Pull out every line below containing the word "icon".
* Start *
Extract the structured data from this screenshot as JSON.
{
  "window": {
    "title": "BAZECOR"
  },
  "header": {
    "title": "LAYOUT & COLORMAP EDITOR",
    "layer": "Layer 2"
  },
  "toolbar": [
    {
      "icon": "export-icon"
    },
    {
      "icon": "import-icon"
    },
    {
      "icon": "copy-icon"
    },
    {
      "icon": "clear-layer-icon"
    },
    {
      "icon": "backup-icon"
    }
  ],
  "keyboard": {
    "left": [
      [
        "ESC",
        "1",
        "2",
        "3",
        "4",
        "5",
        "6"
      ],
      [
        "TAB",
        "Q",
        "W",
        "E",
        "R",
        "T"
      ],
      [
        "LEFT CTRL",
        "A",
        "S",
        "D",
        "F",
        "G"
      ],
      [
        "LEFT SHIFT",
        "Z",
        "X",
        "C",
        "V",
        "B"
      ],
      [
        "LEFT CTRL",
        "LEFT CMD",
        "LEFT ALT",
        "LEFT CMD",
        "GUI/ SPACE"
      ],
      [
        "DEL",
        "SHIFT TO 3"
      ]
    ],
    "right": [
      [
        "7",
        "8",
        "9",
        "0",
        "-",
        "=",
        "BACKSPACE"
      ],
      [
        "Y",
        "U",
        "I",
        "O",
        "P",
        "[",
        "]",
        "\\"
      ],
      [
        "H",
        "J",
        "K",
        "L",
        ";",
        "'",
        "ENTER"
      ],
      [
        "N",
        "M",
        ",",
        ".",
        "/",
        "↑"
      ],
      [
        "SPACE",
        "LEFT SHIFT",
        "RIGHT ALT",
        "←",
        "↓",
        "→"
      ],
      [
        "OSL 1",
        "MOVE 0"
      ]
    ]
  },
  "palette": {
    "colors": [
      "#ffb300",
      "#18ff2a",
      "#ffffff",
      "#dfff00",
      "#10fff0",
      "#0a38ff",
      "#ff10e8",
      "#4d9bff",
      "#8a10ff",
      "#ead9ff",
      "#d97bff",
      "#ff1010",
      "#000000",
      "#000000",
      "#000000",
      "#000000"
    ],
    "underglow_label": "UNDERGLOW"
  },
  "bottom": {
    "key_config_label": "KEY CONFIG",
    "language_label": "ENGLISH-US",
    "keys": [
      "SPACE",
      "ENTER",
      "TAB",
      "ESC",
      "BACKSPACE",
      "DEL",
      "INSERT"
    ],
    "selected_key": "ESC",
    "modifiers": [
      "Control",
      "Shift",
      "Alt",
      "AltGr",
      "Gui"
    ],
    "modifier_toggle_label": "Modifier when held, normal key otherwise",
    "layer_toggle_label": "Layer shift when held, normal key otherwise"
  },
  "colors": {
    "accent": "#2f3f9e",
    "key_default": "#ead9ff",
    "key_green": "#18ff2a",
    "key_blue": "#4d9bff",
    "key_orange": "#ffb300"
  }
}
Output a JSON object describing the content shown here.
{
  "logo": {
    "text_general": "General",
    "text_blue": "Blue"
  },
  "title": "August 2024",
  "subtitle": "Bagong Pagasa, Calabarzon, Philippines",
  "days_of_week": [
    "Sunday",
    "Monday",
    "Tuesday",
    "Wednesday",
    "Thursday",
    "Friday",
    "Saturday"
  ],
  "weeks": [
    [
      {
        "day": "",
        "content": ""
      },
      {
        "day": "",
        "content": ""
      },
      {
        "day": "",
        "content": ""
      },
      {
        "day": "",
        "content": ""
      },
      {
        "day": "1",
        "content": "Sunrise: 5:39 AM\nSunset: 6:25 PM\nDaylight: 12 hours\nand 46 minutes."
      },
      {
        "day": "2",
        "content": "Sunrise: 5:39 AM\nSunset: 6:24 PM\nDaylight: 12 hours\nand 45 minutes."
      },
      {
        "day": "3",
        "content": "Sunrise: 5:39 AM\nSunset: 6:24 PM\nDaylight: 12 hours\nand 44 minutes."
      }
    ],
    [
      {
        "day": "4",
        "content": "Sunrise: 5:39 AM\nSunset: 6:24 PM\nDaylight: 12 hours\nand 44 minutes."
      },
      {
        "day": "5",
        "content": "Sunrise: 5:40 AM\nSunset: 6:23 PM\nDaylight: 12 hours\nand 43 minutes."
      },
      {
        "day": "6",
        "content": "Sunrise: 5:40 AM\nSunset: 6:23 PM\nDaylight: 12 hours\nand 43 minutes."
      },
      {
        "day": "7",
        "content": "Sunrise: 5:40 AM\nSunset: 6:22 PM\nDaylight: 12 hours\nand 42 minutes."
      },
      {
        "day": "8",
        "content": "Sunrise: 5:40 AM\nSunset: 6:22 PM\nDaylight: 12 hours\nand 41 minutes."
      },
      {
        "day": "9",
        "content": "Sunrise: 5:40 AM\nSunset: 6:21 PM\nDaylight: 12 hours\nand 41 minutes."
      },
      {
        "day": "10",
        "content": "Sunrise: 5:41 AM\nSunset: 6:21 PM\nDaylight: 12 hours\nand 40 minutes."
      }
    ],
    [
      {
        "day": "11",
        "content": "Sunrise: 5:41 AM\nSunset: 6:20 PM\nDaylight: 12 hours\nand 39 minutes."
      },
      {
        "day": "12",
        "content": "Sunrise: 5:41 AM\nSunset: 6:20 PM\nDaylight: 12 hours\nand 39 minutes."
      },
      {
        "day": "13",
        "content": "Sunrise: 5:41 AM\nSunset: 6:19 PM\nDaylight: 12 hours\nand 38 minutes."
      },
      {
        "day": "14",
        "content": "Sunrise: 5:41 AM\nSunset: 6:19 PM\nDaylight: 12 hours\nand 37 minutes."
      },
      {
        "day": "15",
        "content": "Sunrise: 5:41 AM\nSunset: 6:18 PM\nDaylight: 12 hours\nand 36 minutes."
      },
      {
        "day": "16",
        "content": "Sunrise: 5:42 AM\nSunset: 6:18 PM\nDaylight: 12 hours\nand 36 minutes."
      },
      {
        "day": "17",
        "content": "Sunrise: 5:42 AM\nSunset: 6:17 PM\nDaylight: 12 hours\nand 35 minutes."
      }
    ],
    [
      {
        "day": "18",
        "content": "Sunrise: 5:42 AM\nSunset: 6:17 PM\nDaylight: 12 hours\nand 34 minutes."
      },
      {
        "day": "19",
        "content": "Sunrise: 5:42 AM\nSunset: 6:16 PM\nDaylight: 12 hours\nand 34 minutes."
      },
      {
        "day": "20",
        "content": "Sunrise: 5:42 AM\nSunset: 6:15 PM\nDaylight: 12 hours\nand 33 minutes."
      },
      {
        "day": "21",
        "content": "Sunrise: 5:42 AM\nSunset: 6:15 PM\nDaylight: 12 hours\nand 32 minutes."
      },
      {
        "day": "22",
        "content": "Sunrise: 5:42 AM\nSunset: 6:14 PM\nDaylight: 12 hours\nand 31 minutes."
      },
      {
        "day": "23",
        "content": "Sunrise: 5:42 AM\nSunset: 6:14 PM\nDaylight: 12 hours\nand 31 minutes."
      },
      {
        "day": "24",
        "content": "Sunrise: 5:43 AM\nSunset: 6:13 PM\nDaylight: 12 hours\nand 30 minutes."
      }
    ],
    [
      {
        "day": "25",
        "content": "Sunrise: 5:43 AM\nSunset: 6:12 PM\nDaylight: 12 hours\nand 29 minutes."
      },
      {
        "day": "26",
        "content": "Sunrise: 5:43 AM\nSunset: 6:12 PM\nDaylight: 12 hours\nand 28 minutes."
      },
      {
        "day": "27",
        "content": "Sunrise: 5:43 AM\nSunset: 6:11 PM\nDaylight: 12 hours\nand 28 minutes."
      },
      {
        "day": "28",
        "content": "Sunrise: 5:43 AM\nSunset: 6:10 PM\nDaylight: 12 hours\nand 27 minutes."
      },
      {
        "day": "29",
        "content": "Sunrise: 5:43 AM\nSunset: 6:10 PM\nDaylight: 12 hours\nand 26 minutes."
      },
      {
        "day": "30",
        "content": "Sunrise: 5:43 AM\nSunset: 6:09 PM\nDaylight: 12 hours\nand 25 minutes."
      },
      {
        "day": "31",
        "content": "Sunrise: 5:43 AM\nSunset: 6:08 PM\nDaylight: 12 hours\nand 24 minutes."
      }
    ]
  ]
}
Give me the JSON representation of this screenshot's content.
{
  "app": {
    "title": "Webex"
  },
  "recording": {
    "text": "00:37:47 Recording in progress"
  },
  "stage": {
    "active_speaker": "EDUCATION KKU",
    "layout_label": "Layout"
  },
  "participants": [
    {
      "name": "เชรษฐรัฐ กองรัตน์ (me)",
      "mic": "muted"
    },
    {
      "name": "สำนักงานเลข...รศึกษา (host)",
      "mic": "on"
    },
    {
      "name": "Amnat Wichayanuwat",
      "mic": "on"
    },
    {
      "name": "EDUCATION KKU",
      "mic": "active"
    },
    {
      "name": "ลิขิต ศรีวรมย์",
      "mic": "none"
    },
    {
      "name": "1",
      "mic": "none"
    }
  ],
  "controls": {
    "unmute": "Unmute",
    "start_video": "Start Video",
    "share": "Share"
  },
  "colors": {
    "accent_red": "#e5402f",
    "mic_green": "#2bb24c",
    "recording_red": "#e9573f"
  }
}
* End *
● **FULL ANSWER**:
      "icon": "export-icon"
      "icon": "import-icon"
      "icon": "copy-icon"
      "icon": "clear-layer-icon"
      "icon": "backup-icon"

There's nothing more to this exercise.